_EXTRACTED RECORDS_.
===
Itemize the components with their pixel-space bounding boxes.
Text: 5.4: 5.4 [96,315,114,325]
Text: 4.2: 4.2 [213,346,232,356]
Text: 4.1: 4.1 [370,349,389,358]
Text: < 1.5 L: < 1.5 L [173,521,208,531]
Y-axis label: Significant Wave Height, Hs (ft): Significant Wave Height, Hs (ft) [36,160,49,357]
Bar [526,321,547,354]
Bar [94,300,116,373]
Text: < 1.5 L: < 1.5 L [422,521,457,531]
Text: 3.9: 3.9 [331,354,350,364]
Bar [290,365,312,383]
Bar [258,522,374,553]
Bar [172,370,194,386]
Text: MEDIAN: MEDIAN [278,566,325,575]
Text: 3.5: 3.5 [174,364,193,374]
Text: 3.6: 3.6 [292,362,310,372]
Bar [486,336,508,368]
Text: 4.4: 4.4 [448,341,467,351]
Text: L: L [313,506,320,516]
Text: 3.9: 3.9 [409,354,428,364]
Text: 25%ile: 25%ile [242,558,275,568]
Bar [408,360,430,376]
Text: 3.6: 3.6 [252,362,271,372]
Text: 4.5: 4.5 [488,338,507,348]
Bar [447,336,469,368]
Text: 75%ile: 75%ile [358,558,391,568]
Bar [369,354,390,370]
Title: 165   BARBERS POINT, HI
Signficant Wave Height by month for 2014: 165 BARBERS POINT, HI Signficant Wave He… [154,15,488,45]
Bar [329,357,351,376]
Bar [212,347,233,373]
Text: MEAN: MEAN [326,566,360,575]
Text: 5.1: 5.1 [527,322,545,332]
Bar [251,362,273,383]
===
_PROBLEM DESCRIPTION_. Format the rows above as a Markdown table with the columns No. and Text, numbering each row in order and skipping any blank lines.

_TASK RESPONSE_.
| No. | Text |
|---|---|
| 1 | Itemize the components with their pixel-space bounding boxes. |
| 2 | Text: 5.4: 5.4 [96,315,114,325] |
| 3 | Text: 4.2: 4.2 [213,346,232,356] |
| 4 | Text: 4.1: 4.1 [370,349,389,358] |
| 5 | Text: < 1.5 L: < 1.5 L [173,521,208,531] |
| 6 | Y-axis label: Significant Wave Height, Hs (ft): Significant Wave Height, Hs (ft) [36,160,49,357] |
| 7 | Bar [526,321,547,354] |
| 8 | Bar [94,300,116,373] |
| 9 | Text: < 1.5 L: < 1.5 L [422,521,457,531] |
| 10 | Text: 3.9: 3.9 [331,354,350,364] |
| 11 | Bar [290,365,312,383] |
| 12 | Bar [258,522,374,553] |
| 13 | Bar [172,370,194,386] |
| 14 | Text: MEDIAN: MEDIAN [278,566,325,575] |
| 15 | Text: 3.5: 3.5 [174,364,193,374] |
| 16 | Text: 3.6: 3.6 [292,362,310,372] |
| 17 | Bar [486,336,508,368] |
| 18 | Text: 4.4: 4.4 [448,341,467,351] |
| 19 | Text: L: L [313,506,320,516] |
| 20 | Text: 3.9: 3.9 [409,354,428,364] |
| 21 | Text: 25%ile: 25%ile [242,558,275,568] |
| 22 | Bar [408,360,430,376] |
| 23 | Text: 3.6: 3.6 [252,362,271,372] |
| 24 | Text: 4.5: 4.5 [488,338,507,348] |
| 25 | Bar [447,336,469,368] |
| 26 | Text: 75%ile: 75%ile [358,558,391,568] |
| 27 | Bar [369,354,390,370] |
| 28 | Title: 165   BARBERS POINT, HI |
| 29 | Signficant Wave Height by month for 2014: 165 BARBERS POINT, HI Signficant Wave He… [154,15,488,45] |
| 30 | Bar [329,357,351,376] |
| 31 | Bar [212,347,233,373] |
| 32 | Text: MEAN: MEAN [326,566,360,575] |
| 33 | Text: 5.1: 5.1 [527,322,545,332] |
| 34 | Bar [251,362,273,383] |